--- Record extracts ---

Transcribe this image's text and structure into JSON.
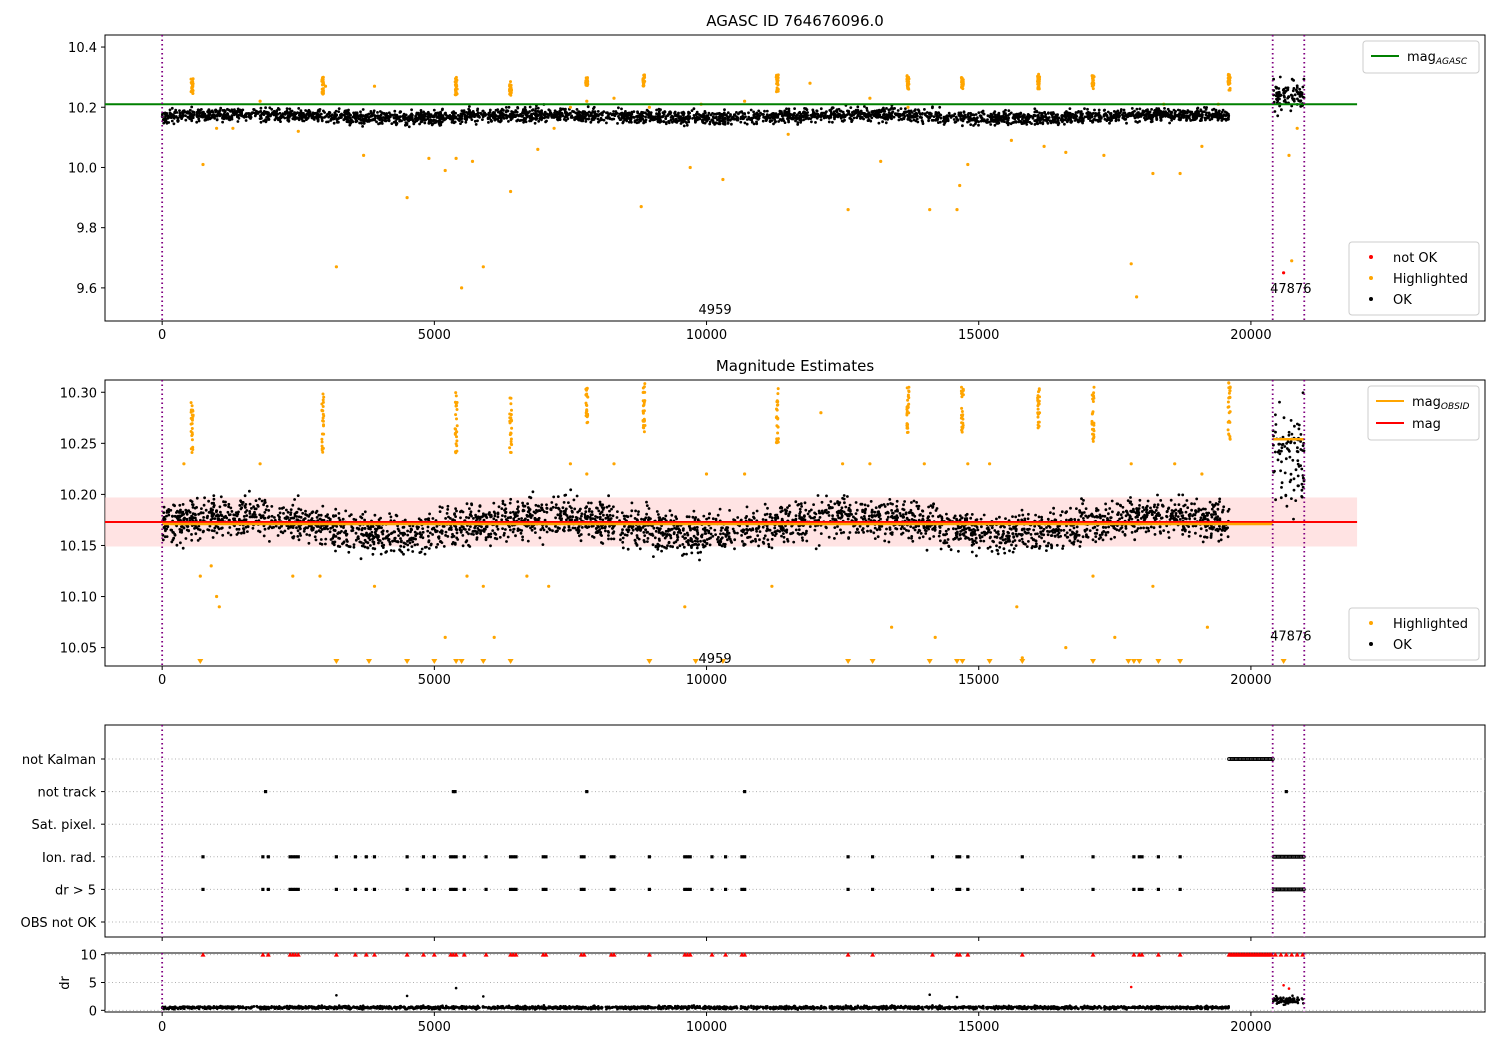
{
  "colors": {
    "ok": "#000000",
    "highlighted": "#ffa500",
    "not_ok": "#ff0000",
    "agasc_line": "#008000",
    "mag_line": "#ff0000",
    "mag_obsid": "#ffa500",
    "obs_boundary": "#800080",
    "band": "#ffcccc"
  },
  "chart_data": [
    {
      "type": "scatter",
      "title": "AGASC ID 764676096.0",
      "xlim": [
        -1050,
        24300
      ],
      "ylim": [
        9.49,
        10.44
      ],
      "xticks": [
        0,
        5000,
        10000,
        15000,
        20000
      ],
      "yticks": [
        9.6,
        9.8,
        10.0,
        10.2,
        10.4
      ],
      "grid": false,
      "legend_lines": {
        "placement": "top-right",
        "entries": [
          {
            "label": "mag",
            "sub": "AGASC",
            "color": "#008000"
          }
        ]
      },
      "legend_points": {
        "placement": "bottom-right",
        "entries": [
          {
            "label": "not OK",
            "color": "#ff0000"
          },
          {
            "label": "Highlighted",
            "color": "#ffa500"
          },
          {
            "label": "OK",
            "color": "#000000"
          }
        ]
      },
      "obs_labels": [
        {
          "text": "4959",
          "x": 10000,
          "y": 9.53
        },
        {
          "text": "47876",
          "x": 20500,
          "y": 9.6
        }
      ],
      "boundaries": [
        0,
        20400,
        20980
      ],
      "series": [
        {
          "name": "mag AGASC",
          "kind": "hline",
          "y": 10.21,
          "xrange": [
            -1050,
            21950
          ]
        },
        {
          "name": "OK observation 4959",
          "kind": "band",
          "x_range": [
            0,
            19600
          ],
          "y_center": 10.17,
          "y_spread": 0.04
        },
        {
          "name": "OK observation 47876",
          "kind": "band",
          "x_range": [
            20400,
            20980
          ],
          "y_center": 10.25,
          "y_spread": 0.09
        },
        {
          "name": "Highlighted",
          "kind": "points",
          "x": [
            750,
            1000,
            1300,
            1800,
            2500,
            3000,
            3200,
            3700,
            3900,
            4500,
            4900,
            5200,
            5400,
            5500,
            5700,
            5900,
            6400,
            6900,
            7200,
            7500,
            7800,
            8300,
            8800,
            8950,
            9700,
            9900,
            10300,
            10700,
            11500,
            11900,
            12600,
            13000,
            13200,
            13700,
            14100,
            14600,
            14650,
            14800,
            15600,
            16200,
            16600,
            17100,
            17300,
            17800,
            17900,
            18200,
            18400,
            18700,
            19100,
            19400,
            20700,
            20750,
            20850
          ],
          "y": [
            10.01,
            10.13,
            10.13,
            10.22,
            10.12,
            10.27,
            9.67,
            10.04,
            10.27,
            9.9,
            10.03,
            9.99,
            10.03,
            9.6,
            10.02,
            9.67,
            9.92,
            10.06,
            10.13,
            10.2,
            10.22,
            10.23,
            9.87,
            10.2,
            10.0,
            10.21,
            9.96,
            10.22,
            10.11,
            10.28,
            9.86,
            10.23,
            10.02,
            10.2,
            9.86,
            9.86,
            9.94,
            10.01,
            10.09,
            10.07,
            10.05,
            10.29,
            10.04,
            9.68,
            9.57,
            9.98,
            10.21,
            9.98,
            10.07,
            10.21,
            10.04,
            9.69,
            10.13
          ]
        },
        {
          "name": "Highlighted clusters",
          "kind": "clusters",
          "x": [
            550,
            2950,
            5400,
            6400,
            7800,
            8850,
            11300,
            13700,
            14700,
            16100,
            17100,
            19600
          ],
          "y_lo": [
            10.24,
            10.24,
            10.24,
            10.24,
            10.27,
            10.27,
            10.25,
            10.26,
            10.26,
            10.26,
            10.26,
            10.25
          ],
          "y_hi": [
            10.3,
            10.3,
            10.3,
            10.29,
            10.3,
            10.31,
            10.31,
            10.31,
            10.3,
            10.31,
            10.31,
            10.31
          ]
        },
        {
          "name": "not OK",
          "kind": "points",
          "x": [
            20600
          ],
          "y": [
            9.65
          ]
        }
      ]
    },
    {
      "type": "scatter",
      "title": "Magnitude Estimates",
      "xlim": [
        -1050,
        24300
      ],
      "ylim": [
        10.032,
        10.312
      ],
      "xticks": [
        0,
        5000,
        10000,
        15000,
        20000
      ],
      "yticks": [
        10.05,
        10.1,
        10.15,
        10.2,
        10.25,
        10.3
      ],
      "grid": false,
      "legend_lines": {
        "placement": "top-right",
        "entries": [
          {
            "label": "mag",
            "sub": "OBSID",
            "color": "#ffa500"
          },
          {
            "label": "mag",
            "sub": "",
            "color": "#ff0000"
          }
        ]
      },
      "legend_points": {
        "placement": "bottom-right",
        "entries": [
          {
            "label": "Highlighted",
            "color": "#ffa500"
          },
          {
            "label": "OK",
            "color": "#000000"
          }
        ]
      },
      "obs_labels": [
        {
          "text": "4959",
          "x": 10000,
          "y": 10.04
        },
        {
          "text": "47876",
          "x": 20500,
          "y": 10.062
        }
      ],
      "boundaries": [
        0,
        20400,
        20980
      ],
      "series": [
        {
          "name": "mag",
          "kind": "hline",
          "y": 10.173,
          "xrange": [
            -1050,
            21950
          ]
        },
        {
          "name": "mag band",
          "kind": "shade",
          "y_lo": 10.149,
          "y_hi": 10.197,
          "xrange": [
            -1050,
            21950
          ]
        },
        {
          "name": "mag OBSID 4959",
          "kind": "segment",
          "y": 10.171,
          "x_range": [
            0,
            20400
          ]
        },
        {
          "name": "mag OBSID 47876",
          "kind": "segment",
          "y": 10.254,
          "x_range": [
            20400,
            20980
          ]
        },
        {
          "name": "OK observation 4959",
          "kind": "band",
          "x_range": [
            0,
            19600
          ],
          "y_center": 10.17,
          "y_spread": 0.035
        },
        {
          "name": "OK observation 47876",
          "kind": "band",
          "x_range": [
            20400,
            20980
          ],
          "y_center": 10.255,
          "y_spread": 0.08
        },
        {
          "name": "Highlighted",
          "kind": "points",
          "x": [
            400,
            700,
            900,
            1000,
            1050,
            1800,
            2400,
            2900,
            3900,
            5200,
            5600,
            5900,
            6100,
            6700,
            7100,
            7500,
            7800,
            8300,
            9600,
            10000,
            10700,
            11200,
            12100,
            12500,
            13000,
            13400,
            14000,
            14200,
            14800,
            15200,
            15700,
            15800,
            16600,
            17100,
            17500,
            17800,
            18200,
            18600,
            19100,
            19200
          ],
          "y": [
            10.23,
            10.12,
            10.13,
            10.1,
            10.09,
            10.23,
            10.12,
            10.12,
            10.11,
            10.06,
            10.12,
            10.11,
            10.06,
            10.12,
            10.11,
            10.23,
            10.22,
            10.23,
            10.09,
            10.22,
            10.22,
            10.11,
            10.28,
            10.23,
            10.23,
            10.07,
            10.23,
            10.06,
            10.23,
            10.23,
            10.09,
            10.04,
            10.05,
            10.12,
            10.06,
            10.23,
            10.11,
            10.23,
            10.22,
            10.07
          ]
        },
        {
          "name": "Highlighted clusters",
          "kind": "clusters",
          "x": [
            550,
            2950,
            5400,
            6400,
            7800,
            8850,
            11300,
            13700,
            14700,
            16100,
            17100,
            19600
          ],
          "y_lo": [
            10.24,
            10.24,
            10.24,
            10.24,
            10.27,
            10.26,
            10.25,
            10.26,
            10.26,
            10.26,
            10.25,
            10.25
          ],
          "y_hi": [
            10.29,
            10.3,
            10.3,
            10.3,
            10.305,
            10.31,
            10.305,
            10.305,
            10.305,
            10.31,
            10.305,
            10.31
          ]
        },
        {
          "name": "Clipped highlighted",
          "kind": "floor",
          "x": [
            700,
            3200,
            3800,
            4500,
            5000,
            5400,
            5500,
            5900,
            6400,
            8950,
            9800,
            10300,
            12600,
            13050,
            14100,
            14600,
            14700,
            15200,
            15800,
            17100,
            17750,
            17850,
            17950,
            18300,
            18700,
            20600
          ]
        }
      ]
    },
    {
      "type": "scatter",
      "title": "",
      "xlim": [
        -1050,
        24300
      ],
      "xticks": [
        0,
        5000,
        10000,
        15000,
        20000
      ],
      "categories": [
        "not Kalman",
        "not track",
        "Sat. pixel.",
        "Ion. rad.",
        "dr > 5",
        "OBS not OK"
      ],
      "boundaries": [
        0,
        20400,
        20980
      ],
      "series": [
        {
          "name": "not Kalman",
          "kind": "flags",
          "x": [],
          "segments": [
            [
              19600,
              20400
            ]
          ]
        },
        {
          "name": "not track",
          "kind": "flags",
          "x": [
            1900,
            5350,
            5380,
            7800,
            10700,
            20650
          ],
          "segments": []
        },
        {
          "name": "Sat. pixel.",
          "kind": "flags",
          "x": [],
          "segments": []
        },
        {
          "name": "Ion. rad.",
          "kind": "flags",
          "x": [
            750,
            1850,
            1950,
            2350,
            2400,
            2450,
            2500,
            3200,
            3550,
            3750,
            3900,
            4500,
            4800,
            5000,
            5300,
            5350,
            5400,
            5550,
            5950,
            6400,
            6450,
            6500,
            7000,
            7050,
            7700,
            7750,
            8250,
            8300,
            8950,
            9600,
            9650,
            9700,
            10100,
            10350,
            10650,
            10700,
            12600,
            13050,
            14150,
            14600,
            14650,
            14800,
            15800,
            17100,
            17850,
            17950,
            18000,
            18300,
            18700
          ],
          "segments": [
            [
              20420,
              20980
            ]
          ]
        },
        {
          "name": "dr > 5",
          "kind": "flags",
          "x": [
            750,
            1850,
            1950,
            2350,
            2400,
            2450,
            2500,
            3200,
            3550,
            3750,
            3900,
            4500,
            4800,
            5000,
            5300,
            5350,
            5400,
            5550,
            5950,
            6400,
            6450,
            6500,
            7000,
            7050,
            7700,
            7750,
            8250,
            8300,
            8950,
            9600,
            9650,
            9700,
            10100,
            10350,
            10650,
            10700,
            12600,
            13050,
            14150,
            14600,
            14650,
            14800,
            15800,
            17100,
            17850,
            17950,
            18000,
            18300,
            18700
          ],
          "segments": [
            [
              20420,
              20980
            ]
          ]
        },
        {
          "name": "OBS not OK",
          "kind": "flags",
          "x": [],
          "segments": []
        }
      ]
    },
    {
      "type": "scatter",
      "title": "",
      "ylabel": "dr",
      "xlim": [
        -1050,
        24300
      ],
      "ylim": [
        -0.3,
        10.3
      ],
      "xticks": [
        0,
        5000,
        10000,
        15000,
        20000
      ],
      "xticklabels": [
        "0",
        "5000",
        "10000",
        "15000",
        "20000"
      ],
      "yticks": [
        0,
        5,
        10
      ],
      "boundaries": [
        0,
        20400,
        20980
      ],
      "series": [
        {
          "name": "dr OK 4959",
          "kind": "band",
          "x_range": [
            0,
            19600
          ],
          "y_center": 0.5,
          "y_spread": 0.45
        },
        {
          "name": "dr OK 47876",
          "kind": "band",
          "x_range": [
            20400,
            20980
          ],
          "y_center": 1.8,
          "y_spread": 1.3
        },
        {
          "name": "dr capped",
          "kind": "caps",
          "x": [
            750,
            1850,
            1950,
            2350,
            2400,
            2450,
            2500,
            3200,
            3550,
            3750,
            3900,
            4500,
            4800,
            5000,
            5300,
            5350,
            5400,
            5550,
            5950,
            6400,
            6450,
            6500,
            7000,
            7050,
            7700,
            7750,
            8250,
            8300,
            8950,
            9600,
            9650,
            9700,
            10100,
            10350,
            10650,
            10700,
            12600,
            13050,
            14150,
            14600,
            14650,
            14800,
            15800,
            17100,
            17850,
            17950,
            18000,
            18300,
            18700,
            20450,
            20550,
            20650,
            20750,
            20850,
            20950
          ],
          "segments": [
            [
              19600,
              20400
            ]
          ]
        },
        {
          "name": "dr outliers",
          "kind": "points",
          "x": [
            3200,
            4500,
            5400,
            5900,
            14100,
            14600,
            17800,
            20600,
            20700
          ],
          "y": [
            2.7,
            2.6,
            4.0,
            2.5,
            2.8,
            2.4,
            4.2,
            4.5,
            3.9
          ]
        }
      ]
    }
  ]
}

---
--- Record extracts ---

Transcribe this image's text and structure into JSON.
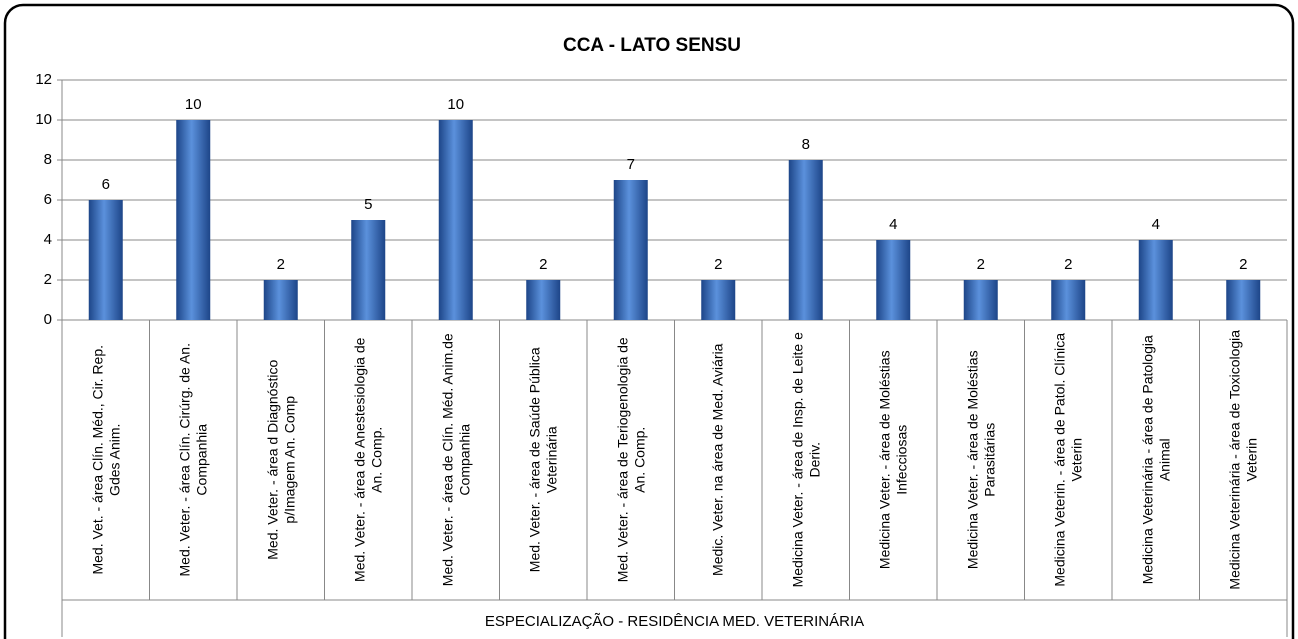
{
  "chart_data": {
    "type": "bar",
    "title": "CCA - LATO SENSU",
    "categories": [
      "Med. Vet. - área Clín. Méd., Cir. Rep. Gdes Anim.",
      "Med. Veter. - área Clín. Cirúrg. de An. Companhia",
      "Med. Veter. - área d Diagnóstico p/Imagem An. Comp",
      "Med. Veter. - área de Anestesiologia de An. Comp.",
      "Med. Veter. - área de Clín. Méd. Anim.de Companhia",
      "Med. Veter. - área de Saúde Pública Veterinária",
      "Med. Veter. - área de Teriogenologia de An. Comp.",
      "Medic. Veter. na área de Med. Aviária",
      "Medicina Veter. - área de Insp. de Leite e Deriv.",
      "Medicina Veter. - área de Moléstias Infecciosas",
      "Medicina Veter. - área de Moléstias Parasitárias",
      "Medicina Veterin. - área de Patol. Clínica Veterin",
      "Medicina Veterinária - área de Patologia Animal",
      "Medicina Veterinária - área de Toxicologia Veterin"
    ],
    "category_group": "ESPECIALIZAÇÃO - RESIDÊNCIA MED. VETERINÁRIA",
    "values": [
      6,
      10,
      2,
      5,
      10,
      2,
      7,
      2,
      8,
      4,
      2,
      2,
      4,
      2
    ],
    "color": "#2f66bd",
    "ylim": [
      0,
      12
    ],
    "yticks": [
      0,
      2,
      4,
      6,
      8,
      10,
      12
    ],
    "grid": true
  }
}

---

### Instruction
Write down every line of the data above that includes the string "title".

### Response for this exercise
      "title": "AGASC ID 764676096.0",
      "title": "Magnitude Estimates",
      "title": "",
      "title": "",
    "title": "CCA - LATO SENSU",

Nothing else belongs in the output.